- [Directive A]
Copy the entries from the start through the line containing "volumes-value: 2,856 Mhl", replacing every "year-label" with "x-tick-label" and leaving everything else unchanged.

- [Reading passage]
LINCOLN — Harriett “Hattie” Brown has delivered the news from Lincoln for three decades as the town correspondent for the Addison Independent. The 94-year-old is sharp as a tack and more active than most people in their 10th decade; but she decided recently that she is ready to pass the job on to another Lincoln resident.
Her last installment of the Lincoln News appeared in this past Thursday’s edition.
Brown said she appreciated all the tidbits that her fellow Lincoln residents sent her about goings on at the church, the Ladies’ Aid Industria and all over town.
“People were very good about giving me good news,” she said.
Kathy Mikkelsen, who pitched in one week this past summer while Brown was away, will take over duties as the new Lincoln correspondent. Anyone who has Lincoln community news to share with the Independent should call Kathy at 453-4014.
Brown said the job is pretty straightforward.
“Kathy asked me how we get it (the news),” she said. “Well, you just talk to people.”

- [Records shown]
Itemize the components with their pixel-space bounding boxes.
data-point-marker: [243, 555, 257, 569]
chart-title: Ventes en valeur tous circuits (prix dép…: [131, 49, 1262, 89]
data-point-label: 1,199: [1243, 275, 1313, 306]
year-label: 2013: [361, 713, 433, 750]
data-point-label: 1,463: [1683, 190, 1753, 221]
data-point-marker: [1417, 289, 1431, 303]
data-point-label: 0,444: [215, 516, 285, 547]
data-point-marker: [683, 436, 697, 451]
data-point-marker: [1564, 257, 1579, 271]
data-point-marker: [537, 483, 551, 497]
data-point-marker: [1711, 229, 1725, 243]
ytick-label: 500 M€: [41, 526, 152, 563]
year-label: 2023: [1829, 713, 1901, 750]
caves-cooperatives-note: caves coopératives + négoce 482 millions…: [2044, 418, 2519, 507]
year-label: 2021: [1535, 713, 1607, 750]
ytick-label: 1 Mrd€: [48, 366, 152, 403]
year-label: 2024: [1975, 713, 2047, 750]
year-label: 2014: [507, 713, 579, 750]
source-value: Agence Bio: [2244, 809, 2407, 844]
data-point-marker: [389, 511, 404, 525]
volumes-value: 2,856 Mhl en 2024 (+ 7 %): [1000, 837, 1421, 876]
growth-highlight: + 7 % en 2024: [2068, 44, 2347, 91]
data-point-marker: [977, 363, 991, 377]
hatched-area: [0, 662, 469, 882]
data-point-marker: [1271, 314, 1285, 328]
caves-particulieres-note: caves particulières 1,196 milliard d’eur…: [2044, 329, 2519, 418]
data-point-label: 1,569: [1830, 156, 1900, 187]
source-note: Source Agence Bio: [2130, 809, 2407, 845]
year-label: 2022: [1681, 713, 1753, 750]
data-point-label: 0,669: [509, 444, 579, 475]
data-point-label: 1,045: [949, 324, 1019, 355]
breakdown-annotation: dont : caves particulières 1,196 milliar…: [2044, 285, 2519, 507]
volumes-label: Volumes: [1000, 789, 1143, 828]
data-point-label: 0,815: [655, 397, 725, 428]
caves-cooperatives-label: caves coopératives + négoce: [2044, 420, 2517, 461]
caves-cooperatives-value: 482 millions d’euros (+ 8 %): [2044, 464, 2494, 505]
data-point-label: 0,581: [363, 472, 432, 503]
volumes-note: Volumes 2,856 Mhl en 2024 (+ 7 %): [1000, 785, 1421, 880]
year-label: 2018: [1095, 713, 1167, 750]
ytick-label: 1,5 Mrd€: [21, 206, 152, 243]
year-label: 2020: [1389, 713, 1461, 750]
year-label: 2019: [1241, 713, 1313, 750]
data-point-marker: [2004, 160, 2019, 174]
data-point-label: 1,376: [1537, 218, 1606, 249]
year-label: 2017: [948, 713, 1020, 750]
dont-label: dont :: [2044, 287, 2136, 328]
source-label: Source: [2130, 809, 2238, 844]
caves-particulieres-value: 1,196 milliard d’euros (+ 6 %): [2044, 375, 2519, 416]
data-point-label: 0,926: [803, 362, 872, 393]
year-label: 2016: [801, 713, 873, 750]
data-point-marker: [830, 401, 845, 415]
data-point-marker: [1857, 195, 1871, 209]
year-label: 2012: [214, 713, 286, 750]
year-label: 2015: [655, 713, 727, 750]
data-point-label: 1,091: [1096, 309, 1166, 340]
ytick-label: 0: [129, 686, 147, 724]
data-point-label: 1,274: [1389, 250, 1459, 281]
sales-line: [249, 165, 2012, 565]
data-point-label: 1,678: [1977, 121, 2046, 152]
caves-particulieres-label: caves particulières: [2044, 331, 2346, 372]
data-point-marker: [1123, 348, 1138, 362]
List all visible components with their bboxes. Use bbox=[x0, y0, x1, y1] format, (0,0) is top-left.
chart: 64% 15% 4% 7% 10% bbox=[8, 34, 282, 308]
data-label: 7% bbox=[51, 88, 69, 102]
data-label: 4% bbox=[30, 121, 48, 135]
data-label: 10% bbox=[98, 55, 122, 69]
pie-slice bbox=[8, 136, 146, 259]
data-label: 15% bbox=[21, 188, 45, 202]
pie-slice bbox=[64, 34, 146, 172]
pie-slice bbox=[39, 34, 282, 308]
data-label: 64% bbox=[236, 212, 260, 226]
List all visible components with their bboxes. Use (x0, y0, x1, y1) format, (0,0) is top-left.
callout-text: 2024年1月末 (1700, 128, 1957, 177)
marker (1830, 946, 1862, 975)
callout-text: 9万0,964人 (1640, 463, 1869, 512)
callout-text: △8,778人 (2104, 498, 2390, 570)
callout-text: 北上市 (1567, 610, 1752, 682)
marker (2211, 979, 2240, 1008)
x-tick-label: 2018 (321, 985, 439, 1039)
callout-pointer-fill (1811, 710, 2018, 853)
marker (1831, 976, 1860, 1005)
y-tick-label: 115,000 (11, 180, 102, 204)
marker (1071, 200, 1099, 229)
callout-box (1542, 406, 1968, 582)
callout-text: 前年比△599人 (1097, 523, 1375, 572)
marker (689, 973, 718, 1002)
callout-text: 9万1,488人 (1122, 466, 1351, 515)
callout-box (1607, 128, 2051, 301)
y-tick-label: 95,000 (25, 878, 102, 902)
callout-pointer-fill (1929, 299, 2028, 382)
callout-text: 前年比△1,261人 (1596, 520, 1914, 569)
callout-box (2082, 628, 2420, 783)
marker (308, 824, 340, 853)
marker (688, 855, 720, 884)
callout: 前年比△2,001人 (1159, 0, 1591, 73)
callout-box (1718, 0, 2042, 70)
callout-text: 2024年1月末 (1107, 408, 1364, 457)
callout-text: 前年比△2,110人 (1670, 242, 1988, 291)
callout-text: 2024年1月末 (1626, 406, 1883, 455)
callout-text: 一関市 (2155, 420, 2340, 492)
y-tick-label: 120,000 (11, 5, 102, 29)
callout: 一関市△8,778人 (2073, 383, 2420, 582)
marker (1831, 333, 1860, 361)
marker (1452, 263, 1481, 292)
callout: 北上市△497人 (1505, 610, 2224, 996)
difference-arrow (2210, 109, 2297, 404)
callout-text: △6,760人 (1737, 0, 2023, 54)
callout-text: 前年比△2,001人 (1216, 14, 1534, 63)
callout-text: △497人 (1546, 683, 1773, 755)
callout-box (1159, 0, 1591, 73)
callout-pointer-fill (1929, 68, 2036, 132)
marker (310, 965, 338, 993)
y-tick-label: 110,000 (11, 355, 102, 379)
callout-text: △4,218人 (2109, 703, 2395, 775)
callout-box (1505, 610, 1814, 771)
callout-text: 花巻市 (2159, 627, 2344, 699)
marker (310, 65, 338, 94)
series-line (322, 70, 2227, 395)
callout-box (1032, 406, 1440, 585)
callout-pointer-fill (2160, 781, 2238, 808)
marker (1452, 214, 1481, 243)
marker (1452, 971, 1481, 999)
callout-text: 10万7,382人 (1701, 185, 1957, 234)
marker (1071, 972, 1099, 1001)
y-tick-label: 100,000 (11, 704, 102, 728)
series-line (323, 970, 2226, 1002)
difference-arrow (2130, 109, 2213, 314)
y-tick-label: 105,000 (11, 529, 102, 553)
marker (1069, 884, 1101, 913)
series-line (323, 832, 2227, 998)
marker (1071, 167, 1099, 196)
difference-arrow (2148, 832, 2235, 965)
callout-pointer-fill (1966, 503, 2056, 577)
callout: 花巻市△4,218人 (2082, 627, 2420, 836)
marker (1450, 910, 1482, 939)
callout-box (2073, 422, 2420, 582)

- [Directive B]
Answer these questions about the article on the Lincoln correspondent:
(i) How old is Harriett Brown?
(ii) For how long has she served as the town correspondent?
(iii) Who will take over as the new Lincoln correspondent?

- [Written reply A]
Itemize the components with their pixel-space bounding boxes.
data-point-marker: [243, 555, 257, 569]
chart-title: Ventes en valeur tous circuits (prix dép…: [131, 49, 1262, 89]
data-point-label: 1,199: [1243, 275, 1313, 306]
x-tick-label: 2013: [361, 713, 433, 750]
data-point-label: 1,463: [1683, 190, 1753, 221]
data-point-marker: [1417, 289, 1431, 303]
data-point-label: 0,444: [215, 516, 285, 547]
data-point-marker: [683, 436, 697, 451]
data-point-marker: [1564, 257, 1579, 271]
data-point-marker: [537, 483, 551, 497]
data-point-marker: [1711, 229, 1725, 243]
ytick-label: 500 M€: [41, 526, 152, 563]
x-tick-label: 2023: [1829, 713, 1901, 750]
caves-cooperatives-note: caves coopératives + négoce 482 millions…: [2044, 418, 2519, 507]
x-tick-label: 2021: [1535, 713, 1607, 750]
ytick-label: 1 Mrd€: [48, 366, 152, 403]
x-tick-label: 2024: [1975, 713, 2047, 750]
x-tick-label: 2014: [507, 713, 579, 750]
source-value: Agence Bio: [2244, 809, 2407, 844]
data-point-marker: [389, 511, 404, 525]
volumes-value: 2,856 Mhl en 2024 (+ 7 %): [1000, 837, 1421, 876]

- [Written reply B]
(i) She is 94 years old.
(ii) She has served for three decades.
(iii) Kathy Mikkelsen will take over.